To be done – Where does the string "Delanoe" appear in the records? Copy every line that contains it.

Some records –
+---+
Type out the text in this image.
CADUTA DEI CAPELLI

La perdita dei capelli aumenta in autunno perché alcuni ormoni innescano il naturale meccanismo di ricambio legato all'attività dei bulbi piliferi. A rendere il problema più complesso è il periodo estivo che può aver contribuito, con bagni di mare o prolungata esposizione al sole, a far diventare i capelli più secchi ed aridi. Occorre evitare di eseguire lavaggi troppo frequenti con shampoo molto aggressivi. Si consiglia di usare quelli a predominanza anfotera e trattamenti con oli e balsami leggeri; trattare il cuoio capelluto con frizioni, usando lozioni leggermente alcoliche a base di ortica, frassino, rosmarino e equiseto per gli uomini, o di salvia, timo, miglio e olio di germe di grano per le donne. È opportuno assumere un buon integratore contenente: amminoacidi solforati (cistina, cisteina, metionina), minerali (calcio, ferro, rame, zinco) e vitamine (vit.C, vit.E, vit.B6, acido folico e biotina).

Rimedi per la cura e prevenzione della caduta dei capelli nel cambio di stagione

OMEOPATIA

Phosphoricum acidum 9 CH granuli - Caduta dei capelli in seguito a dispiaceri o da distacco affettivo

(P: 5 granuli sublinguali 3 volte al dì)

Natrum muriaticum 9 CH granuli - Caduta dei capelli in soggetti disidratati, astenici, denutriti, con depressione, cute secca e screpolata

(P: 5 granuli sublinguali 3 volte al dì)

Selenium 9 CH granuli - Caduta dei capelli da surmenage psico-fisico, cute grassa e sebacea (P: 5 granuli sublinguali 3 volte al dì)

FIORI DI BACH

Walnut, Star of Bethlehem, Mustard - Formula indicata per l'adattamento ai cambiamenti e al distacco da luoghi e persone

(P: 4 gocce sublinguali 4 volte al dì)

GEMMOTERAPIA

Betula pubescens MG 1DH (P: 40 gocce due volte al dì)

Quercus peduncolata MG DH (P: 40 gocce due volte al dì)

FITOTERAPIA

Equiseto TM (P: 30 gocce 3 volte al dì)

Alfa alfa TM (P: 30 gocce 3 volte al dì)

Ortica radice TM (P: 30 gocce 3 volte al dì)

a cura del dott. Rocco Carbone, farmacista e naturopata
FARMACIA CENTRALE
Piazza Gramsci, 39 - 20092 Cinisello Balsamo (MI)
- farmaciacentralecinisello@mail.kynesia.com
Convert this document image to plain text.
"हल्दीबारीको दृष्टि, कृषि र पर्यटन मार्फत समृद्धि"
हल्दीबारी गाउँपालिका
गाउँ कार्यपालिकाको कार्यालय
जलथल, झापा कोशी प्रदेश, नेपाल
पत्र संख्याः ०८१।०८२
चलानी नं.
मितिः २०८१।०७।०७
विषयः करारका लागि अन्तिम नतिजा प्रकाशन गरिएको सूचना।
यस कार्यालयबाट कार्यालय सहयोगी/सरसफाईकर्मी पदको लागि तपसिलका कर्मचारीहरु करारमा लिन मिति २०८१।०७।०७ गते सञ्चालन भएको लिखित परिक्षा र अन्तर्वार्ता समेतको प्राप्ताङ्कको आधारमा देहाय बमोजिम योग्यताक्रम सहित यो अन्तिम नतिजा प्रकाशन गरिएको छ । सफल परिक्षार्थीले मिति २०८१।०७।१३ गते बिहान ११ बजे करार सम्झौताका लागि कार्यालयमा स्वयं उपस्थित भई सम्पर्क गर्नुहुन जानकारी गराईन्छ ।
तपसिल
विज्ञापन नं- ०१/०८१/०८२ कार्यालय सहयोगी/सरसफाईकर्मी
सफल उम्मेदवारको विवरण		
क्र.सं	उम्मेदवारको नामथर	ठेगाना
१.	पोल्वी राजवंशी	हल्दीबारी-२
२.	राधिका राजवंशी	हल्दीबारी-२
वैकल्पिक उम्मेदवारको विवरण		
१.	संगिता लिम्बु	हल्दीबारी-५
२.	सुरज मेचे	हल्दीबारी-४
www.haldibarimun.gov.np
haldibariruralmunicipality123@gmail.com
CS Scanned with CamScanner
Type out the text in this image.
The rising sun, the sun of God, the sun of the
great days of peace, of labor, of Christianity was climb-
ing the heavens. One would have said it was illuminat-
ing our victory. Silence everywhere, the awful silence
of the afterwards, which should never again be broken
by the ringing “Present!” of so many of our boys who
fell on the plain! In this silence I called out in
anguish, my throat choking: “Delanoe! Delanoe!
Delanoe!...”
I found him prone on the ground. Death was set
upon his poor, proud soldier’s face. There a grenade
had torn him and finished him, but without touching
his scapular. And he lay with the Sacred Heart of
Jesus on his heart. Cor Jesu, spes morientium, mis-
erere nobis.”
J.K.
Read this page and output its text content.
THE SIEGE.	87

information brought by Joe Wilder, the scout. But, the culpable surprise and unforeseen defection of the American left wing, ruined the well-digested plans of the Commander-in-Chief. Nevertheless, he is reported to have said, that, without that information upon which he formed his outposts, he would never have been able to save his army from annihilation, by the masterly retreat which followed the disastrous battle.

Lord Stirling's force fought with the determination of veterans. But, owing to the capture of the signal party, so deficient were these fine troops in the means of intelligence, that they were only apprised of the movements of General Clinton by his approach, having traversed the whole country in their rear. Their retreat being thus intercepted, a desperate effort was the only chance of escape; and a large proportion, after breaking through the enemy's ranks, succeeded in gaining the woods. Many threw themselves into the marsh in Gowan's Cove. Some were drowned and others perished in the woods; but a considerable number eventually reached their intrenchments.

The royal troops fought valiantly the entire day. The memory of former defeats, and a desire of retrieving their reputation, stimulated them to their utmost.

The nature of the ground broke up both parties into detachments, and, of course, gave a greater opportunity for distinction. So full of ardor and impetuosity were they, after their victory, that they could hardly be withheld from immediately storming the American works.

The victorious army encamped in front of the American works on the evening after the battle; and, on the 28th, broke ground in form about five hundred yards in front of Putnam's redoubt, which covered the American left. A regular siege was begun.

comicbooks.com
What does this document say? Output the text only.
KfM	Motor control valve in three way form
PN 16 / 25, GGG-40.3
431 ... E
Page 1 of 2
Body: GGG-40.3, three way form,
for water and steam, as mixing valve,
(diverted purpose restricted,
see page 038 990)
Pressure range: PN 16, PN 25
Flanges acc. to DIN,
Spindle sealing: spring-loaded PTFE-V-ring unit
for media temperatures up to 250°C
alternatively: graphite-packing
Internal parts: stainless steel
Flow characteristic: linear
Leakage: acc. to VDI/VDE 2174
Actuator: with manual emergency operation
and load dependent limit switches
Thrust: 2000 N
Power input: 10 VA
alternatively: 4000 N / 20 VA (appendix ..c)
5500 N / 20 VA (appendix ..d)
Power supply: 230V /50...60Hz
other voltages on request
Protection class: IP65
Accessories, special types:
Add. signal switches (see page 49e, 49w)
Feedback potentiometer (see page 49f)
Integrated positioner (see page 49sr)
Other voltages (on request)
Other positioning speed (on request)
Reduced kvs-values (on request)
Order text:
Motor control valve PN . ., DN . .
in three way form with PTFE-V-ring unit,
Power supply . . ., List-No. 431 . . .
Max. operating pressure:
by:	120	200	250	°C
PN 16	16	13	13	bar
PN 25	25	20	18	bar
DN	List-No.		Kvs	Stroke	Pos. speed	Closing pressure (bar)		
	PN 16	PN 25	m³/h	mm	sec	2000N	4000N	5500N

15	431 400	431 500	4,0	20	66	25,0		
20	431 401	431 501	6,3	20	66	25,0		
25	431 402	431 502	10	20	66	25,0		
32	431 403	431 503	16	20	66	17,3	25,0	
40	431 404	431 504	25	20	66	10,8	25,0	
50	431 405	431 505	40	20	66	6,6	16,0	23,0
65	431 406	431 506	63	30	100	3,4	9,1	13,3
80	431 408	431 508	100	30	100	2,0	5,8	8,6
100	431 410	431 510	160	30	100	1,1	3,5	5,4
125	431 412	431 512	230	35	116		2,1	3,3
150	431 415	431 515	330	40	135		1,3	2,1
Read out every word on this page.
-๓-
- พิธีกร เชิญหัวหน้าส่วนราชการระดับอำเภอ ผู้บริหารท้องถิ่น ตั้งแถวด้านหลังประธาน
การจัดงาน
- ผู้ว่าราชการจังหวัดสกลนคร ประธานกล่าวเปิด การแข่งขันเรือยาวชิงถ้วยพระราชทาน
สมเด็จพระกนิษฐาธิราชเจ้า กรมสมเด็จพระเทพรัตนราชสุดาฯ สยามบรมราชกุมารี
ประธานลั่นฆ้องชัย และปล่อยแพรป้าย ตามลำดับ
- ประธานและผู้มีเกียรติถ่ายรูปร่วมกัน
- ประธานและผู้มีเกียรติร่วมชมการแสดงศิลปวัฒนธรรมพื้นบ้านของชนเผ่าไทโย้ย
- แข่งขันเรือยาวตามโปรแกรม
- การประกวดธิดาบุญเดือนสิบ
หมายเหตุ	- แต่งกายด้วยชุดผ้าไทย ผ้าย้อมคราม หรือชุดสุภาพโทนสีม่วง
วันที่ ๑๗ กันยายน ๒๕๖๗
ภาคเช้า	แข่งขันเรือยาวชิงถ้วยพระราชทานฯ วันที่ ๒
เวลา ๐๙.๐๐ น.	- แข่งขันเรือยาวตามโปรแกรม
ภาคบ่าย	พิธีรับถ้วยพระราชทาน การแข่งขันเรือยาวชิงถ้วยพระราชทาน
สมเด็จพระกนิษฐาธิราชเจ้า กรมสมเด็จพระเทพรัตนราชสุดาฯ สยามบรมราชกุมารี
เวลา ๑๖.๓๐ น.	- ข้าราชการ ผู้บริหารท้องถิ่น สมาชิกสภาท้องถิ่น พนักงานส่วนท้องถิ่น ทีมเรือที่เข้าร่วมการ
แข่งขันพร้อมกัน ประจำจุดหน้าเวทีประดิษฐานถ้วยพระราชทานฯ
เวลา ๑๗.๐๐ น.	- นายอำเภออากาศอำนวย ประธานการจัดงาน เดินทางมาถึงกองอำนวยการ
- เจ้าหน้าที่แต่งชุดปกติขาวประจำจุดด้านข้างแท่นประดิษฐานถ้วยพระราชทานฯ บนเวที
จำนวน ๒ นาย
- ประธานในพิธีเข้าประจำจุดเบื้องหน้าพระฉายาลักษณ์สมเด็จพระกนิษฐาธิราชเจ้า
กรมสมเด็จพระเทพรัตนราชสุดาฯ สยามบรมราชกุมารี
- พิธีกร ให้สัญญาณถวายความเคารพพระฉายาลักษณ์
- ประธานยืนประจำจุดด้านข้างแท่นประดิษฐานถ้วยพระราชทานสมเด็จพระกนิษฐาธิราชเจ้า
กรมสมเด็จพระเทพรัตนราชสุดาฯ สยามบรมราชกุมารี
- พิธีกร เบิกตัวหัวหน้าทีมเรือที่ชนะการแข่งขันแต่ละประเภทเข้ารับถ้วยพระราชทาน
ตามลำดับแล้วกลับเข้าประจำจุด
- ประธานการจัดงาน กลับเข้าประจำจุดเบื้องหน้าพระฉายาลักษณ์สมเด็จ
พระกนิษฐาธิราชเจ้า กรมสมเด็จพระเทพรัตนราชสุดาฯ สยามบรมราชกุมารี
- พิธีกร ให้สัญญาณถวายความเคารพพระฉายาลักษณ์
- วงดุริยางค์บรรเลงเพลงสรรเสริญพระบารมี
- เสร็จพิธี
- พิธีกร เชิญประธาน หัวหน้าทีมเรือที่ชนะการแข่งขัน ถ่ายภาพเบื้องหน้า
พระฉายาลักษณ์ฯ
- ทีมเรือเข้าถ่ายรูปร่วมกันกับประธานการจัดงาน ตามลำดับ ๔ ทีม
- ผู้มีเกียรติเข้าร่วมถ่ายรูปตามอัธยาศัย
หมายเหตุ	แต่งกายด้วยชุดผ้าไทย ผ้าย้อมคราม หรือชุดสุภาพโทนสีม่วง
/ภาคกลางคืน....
+---+
Task answer –
anguish, my throat choking: “Delanoe! Delanoe!
Delanoe!...”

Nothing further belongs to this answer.